WHAT THE EXERCISE ASKS —
Copy the lines verbatim, starting at the first line and ending at the line that contains "trash-icon [1460,754,1483,788]", with both ends included.

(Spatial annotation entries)
------------------------------

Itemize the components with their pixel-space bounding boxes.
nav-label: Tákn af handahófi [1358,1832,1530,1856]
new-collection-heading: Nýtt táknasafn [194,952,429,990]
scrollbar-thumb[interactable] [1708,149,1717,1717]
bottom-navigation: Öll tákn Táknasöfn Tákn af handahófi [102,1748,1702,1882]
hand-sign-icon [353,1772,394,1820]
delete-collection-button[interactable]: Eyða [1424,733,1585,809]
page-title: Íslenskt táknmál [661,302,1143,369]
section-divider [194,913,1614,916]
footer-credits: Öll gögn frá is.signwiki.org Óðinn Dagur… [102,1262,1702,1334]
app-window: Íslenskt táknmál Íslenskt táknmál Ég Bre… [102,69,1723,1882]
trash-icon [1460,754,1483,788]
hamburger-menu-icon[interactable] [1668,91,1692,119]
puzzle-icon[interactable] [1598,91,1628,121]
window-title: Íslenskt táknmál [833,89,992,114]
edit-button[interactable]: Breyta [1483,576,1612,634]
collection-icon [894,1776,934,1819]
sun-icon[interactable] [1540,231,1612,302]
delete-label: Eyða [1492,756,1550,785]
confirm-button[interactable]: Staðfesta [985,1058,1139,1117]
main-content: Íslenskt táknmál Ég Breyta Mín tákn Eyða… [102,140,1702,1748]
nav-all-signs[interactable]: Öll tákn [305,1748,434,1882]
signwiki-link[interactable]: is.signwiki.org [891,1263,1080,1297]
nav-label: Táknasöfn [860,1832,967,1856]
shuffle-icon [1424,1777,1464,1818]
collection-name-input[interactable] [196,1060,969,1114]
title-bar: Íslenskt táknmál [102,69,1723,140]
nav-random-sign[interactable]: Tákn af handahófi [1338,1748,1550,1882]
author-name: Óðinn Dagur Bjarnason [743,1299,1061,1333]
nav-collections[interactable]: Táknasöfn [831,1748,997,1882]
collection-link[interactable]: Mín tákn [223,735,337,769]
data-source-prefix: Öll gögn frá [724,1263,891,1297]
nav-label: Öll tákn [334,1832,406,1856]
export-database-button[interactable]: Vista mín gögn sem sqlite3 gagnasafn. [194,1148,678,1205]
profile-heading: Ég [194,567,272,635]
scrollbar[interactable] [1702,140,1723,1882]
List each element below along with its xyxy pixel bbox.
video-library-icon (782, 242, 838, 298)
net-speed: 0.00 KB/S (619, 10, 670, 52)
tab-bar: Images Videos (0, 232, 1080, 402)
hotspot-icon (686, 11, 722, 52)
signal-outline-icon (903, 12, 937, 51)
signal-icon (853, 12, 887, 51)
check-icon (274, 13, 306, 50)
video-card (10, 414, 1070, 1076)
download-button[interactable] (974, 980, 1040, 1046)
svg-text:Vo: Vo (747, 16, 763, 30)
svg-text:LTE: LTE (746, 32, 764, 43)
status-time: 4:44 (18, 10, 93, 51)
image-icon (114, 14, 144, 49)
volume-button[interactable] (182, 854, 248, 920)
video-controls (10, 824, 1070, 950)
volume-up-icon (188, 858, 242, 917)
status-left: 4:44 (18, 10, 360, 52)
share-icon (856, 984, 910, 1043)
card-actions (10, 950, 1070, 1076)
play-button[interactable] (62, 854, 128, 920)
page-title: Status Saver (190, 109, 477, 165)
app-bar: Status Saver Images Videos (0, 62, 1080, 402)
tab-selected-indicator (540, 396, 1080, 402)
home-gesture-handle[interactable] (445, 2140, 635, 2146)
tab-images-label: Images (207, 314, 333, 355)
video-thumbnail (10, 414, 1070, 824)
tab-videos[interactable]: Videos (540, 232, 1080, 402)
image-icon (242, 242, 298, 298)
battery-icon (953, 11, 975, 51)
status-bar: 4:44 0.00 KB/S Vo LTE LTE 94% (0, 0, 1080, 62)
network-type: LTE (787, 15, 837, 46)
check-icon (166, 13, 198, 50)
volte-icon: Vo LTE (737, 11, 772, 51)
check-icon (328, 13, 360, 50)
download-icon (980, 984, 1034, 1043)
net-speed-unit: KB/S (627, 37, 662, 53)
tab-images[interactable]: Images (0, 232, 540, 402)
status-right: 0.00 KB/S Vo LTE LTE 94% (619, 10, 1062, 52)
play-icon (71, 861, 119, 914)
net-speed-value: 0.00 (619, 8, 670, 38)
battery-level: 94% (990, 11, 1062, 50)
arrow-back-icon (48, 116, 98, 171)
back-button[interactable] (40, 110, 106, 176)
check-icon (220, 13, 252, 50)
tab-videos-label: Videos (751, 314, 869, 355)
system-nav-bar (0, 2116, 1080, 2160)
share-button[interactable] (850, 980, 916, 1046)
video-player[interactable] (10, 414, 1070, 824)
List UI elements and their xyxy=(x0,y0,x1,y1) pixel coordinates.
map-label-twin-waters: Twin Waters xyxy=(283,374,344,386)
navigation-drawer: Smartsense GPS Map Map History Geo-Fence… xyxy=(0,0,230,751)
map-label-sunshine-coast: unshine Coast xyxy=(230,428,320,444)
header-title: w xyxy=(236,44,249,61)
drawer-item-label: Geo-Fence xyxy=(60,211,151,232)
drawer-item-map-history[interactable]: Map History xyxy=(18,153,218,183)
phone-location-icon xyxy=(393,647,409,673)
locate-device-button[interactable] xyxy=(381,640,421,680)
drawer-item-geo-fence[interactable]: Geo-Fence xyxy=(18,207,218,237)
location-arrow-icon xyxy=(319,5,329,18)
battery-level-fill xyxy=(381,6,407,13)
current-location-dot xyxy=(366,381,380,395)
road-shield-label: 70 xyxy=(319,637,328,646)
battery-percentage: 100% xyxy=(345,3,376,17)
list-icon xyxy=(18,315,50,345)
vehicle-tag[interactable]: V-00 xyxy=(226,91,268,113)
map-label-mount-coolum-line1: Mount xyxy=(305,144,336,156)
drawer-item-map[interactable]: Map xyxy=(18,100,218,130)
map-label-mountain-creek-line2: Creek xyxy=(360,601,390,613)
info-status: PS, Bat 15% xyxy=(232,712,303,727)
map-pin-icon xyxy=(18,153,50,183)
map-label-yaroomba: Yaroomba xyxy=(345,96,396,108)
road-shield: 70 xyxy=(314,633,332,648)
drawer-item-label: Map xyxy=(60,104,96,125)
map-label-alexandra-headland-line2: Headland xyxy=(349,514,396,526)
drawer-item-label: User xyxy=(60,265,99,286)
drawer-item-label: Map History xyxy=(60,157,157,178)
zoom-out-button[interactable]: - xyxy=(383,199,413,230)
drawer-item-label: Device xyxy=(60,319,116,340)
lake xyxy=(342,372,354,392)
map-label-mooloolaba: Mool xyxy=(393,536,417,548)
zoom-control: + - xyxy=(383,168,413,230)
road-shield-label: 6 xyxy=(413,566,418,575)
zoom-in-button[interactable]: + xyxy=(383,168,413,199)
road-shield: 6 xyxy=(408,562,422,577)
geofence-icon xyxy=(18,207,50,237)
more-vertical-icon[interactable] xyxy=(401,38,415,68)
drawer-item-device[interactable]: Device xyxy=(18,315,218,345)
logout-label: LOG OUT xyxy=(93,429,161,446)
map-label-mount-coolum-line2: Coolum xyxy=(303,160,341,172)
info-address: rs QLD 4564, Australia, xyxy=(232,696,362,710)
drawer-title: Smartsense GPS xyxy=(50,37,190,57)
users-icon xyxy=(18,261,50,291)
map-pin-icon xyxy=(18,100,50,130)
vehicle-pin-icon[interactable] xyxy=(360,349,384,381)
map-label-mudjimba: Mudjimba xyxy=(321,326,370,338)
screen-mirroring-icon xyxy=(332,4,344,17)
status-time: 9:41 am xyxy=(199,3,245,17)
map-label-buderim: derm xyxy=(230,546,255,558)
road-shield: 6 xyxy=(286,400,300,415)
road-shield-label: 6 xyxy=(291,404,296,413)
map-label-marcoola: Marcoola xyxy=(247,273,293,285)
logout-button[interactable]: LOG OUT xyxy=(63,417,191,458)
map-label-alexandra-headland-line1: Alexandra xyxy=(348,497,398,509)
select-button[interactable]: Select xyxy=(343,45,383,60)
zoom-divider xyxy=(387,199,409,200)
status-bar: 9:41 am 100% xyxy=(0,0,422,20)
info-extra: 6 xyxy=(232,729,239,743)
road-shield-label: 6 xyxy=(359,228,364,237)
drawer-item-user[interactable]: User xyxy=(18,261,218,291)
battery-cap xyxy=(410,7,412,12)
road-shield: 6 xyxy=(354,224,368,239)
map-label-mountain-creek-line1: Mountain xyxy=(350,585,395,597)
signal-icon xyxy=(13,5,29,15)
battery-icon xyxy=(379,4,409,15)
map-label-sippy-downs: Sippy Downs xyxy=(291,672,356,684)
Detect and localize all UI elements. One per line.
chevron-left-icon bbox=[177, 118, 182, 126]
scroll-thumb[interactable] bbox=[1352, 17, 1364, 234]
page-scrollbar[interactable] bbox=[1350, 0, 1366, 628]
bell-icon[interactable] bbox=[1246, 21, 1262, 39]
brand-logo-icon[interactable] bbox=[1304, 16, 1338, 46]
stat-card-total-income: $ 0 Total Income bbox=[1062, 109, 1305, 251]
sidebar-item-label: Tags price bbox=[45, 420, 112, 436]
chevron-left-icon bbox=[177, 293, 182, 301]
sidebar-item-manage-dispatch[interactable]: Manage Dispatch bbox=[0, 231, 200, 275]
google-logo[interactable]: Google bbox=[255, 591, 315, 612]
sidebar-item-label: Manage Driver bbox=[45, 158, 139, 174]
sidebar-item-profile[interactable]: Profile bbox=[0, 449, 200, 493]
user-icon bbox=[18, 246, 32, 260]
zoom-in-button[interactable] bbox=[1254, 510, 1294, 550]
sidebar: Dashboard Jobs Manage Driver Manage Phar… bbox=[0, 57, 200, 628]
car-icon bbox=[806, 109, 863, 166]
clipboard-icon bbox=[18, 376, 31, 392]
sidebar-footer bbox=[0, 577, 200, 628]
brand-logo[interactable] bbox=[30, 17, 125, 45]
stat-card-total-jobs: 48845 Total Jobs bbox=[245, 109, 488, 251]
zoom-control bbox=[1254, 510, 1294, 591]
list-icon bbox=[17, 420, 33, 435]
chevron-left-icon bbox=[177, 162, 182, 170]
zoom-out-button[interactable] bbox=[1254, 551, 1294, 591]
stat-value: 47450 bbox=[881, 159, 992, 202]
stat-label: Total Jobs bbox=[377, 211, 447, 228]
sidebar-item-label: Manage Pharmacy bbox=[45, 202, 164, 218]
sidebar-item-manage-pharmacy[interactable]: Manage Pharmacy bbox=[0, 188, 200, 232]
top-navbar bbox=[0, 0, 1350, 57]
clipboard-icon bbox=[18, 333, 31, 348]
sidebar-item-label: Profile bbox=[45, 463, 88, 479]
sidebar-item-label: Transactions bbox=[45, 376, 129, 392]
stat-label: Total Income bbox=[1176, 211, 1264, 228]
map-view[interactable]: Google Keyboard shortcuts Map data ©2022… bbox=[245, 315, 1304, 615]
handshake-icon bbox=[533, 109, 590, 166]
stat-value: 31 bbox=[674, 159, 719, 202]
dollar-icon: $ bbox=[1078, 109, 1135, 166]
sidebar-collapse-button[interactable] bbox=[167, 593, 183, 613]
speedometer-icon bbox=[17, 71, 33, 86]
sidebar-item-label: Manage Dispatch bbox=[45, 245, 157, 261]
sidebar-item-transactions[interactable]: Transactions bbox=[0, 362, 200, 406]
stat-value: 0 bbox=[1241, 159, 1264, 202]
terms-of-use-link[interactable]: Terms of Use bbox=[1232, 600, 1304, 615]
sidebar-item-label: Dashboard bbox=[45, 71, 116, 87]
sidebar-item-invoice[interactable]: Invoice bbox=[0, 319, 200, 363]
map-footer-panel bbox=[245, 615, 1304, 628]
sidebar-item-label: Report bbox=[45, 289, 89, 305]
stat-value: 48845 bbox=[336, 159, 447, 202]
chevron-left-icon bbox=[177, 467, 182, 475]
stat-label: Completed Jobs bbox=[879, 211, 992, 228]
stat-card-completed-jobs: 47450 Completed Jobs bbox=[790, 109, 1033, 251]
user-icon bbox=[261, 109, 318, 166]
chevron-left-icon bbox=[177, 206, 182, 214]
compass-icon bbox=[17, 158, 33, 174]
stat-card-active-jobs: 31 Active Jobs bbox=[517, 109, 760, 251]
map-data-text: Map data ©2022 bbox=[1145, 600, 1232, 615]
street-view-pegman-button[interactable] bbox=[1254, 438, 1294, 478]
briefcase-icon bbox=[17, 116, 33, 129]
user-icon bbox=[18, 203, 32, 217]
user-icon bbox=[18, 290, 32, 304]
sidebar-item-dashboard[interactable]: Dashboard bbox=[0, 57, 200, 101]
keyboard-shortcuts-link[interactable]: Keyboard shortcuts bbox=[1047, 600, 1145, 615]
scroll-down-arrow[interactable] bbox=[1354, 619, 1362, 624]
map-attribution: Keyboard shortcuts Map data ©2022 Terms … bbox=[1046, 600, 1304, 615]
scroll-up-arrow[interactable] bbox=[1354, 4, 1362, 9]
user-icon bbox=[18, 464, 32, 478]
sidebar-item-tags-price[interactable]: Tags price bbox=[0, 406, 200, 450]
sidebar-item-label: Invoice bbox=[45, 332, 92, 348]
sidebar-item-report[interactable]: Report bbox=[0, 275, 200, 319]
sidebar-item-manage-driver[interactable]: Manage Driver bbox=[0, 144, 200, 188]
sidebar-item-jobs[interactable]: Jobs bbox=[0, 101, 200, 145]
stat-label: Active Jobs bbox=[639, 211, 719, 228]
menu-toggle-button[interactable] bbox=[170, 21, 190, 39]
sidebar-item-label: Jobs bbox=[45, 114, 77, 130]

------------------------------

WORKED ANSWER —
Itemize the components with their pixel-space bounding boxes.
nav-label: Tákn af handahófi [1358,1832,1530,1856]
new-collection-heading: Nýtt táknasafn [194,952,429,990]
scrollbar-thumb[interactable] [1708,149,1717,1717]
bottom-navigation: Öll tákn Táknasöfn Tákn af handahófi [102,1748,1702,1882]
hand-sign-icon [353,1772,394,1820]
delete-collection-button[interactable]: Eyða [1424,733,1585,809]
page-title: Íslenskt táknmál [661,302,1143,369]
section-divider [194,913,1614,916]
footer-credits: Öll gögn frá is.signwiki.org Óðinn Dagur… [102,1262,1702,1334]
app-window: Íslenskt táknmál Íslenskt táknmál Ég Bre… [102,69,1723,1882]
trash-icon [1460,754,1483,788]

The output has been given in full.